Exercise data:
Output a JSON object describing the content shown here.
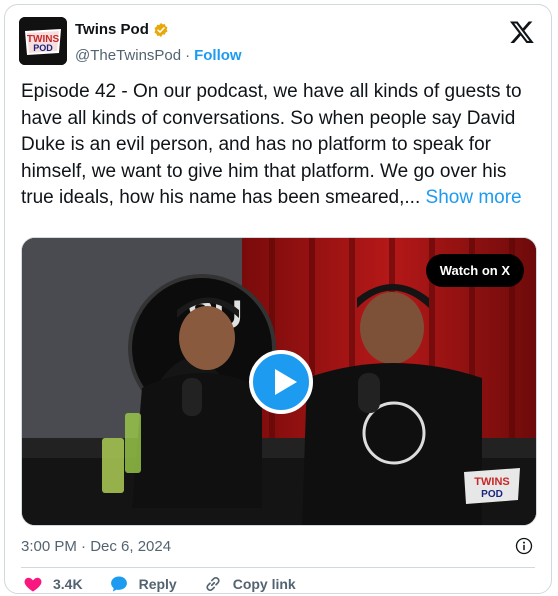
{
  "author": {
    "display_name": "Twins Pod",
    "handle": "@TheTwinsPod",
    "separator": "·",
    "follow_label": "Follow",
    "avatar_text_1": "TWINS",
    "avatar_text_2": "POD"
  },
  "tweet": {
    "text": "Episode 42 - On our podcast, we have all kinds of guests to have all kinds of conversations. So when people say David Duke is an evil person, and has no platform to speak for himself, we want to give him that platform. We go over his true ideals, how his name has been smeared,...",
    "show_more_label": "Show more"
  },
  "media": {
    "watch_label": "Watch on X",
    "watermark_1": "TWINS",
    "watermark_2": "POD"
  },
  "meta": {
    "timestamp": "3:00 PM · Dec 6, 2024"
  },
  "actions": {
    "likes": "3.4K",
    "reply_label": "Reply",
    "copy_label": "Copy link"
  },
  "colors": {
    "accent": "#1d9bf0",
    "like": "#f91880",
    "verified": "#e8a80a"
  },
  "icons": [
    "verified-badge-icon",
    "x-logo-icon",
    "play-icon",
    "info-icon",
    "heart-icon",
    "reply-icon",
    "link-icon"
  ]
}
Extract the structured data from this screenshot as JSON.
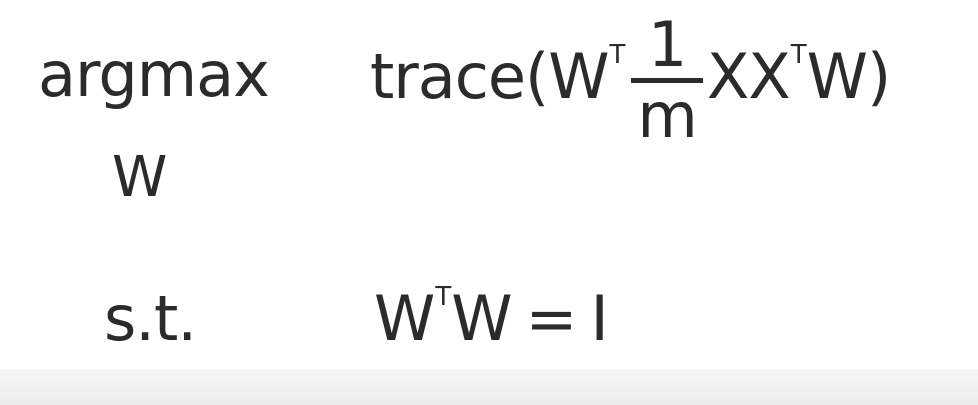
{
  "optimization": {
    "operator": "argmax",
    "operator_subscript": "W",
    "objective": {
      "prefix": "trace(W",
      "transpose_1": "T",
      "fraction_numerator": "1",
      "fraction_denominator": "m",
      "middle": "XX",
      "transpose_2": "T",
      "suffix": "W)"
    },
    "constraint_label": "s.t.",
    "constraint": {
      "left_base": "W",
      "left_transpose": "T",
      "left_tail": "W",
      "equals": "=",
      "right": "I"
    }
  }
}
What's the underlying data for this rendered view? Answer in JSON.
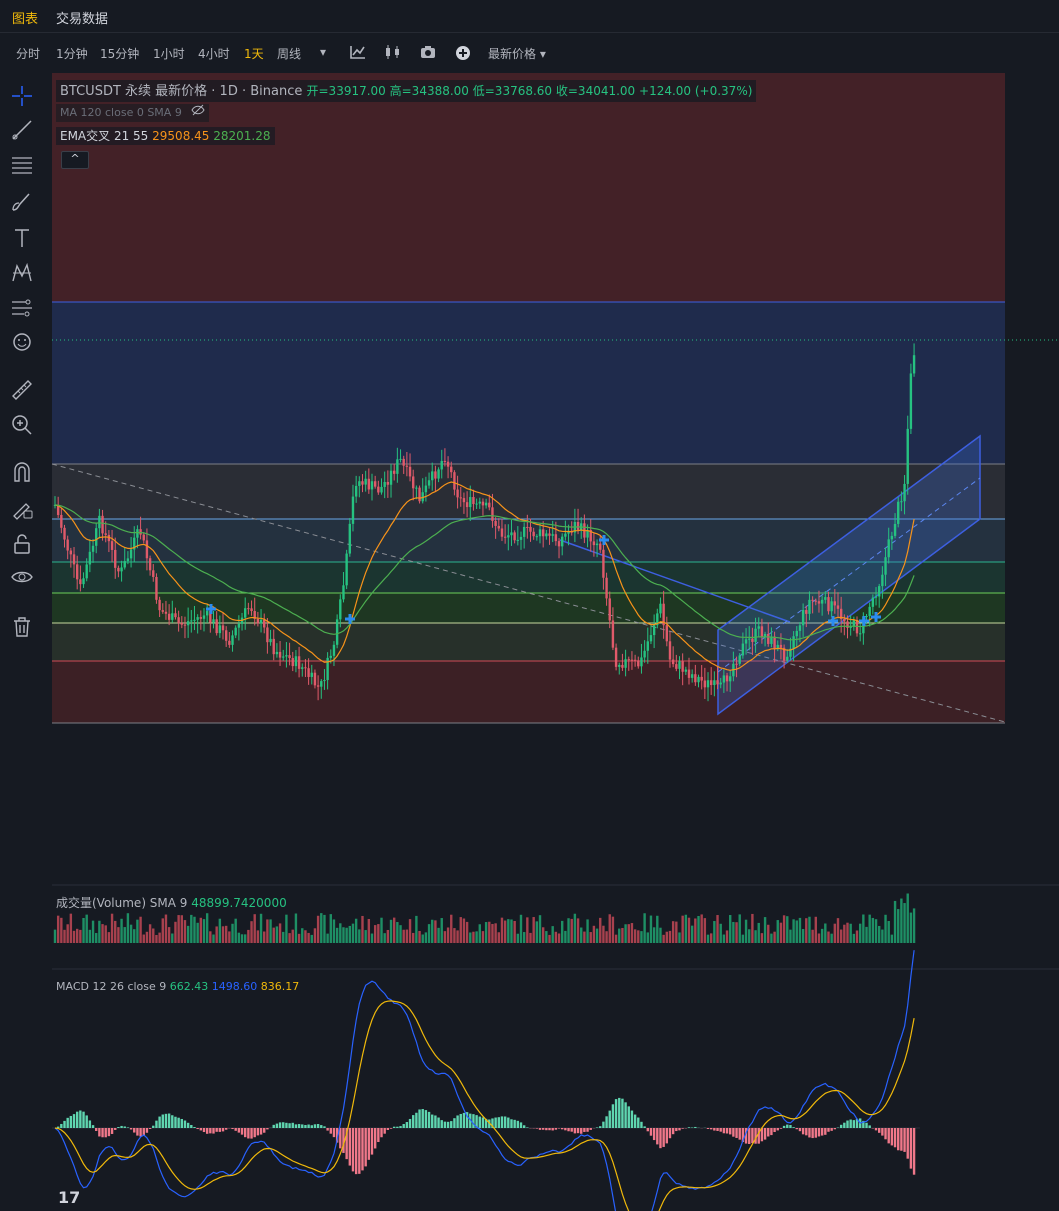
{
  "topnav": {
    "tab_chart": "图表",
    "tab_trading_data": "交易数据"
  },
  "toolbar": {
    "intervals": [
      "分时",
      "1分钟",
      "15分钟",
      "1小时",
      "4小时",
      "1天",
      "周线"
    ],
    "active_interval": "1天",
    "price_type": "最新价格"
  },
  "legend": {
    "symbol": "BTCUSDT 永续 最新价格 · 1D · Binance",
    "ohlc": "开=33917.00 高=34388.00 低=33768.60 收=34041.00 +124.00 (+0.37%)",
    "ma_line": "MA 120 close 0 SMA 9",
    "ema_label": "EMA交叉 21 55",
    "ema_fast": "29508.45",
    "ema_slow": "28201.28",
    "collapse": "^"
  },
  "volume_legend": {
    "label": "成交量(Volume) SMA 9",
    "value": "48899.7420000"
  },
  "macd_legend": {
    "label": "MACD 12 26 close 9",
    "v1": "662.43",
    "v2": "1498.60",
    "v3": "836.17"
  },
  "logo_text": "17",
  "colors": {
    "bg": "#161a22",
    "up": "#26c281",
    "down": "#e05a6a",
    "accent": "#f0b90b",
    "ema_fast": "#f7931a",
    "ema_slow": "#4caf50",
    "macd": "#2962ff"
  },
  "chart_data": {
    "type": "candlestick",
    "symbol": "BTCUSDT",
    "interval": "1D",
    "last": {
      "open": 33917.0,
      "high": 34388.0,
      "low": 33768.6,
      "close": 34041.0,
      "change": 124.0,
      "change_pct": 0.37
    }
  }
}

What is needed: Repeat everything in the records precisely. Images are excluded from the copy.

Exercise response:
Output a JSON object describing the content shown here.
{
  "author": {
    "display_name": "Twins Pod",
    "handle": "@TheTwinsPod",
    "separator": "·",
    "follow_label": "Follow",
    "avatar_text_1": "TWINS",
    "avatar_text_2": "POD"
  },
  "tweet": {
    "text": "Episode 42 - On our podcast, we have all kinds of guests to have all kinds of conversations. So when people say David Duke is an evil person, and has no platform to speak for himself, we want to give him that platform. We go over his true ideals, how his name has been smeared,...",
    "show_more_label": "Show more"
  },
  "media": {
    "watch_label": "Watch on X",
    "watermark_1": "TWINS",
    "watermark_2": "POD"
  },
  "meta": {
    "timestamp": "3:00 PM · Dec 6, 2024"
  },
  "actions": {
    "likes": "3.4K",
    "reply_label": "Reply",
    "copy_label": "Copy link"
  },
  "colors": {
    "accent": "#1d9bf0",
    "like": "#f91880",
    "verified": "#e8a80a"
  },
  "icons": [
    "verified-badge-icon",
    "x-logo-icon",
    "play-icon",
    "info-icon",
    "heart-icon",
    "reply-icon",
    "link-icon"
  ]
}
Extract the structured data from this screenshot as JSON.
{
  "optimization": {
    "operator": "argmax",
    "operator_subscript": "W",
    "objective": {
      "prefix": "trace(W",
      "transpose_1": "T",
      "fraction_numerator": "1",
      "fraction_denominator": "m",
      "middle": "XX",
      "transpose_2": "T",
      "suffix": "W)"
    },
    "constraint_label": "s.t.",
    "constraint": {
      "left_base": "W",
      "left_transpose": "T",
      "left_tail": "W",
      "equals": "=",
      "right": "I"
    }
  }
}
What's the underlying data for this rendered view? Answer in JSON.
{
  "topnav": {
    "tab_chart": "图表",
    "tab_trading_data": "交易数据"
  },
  "toolbar": {
    "intervals": [
      "分时",
      "1分钟",
      "15分钟",
      "1小时",
      "4小时",
      "1天",
      "周线"
    ],
    "active_interval": "1天",
    "price_type": "最新价格"
  },
  "legend": {
    "symbol": "BTCUSDT 永续 最新价格 · 1D · Binance",
    "ohlc": "开=33917.00 高=34388.00 低=33768.60 收=34041.00 +124.00 (+0.37%)",
    "ma_line": "MA 120 close 0 SMA 9",
    "ema_label": "EMA交叉 21 55",
    "ema_fast": "29508.45",
    "ema_slow": "28201.28",
    "collapse": "^"
  },
  "volume_legend": {
    "label": "成交量(Volume) SMA 9",
    "value": "48899.7420000"
  },
  "macd_legend": {
    "label": "MACD 12 26 close 9",
    "v1": "662.43",
    "v2": "1498.60",
    "v3": "836.17"
  },
  "logo_text": "17",
  "colors": {
    "bg": "#161a22",
    "up": "#26c281",
    "down": "#e05a6a",
    "accent": "#f0b90b",
    "ema_fast": "#f7931a",
    "ema_slow": "#4caf50",
    "macd": "#2962ff"
  },
  "chart_data": {
    "type": "candlestick",
    "symbol": "BTCUSDT",
    "interval": "1D",
    "last": {
      "open": 33917.0,
      "high": 34388.0,
      "low": 33768.6,
      "close": 34041.0,
      "change": 124.0,
      "change_pct": 0.37
    }
  }
}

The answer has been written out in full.